- [The request]: State how many lines include "آيات", giving the number by itself.
● ● ●
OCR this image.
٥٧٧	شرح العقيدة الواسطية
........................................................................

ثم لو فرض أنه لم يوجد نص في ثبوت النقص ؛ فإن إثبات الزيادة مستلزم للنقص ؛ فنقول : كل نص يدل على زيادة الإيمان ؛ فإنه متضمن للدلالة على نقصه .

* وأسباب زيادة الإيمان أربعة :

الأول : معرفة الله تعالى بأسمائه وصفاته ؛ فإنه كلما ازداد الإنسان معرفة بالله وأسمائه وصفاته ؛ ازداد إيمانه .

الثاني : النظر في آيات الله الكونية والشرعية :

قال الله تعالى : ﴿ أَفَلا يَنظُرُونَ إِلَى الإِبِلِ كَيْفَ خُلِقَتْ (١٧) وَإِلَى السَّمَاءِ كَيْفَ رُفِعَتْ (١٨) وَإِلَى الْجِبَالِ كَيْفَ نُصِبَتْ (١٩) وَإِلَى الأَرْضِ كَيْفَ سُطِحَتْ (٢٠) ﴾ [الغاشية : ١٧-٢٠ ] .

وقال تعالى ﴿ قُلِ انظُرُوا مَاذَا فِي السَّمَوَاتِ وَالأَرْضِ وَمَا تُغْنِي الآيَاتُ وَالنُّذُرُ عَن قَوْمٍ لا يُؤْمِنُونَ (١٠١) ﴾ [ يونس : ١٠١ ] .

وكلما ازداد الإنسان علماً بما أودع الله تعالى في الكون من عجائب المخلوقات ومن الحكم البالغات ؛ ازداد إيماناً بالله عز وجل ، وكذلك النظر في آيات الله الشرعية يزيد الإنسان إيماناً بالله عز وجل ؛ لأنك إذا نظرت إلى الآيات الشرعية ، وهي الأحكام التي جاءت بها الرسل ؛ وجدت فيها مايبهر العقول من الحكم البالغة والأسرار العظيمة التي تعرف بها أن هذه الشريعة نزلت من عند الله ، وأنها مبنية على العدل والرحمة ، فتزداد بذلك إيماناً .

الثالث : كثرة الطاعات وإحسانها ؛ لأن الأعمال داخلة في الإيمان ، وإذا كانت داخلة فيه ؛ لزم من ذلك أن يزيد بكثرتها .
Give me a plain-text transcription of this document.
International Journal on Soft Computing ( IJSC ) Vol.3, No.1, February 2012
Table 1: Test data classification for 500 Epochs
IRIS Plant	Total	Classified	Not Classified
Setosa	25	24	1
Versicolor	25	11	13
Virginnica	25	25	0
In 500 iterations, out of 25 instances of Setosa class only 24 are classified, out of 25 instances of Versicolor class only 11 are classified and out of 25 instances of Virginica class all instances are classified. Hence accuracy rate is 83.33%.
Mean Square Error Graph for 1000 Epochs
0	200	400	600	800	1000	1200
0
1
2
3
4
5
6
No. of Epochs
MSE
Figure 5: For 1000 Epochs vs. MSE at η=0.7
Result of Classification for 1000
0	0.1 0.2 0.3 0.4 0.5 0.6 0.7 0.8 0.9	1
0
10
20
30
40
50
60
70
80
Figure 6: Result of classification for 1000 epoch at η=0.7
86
● ● ●
- [Output for this exercise]: 2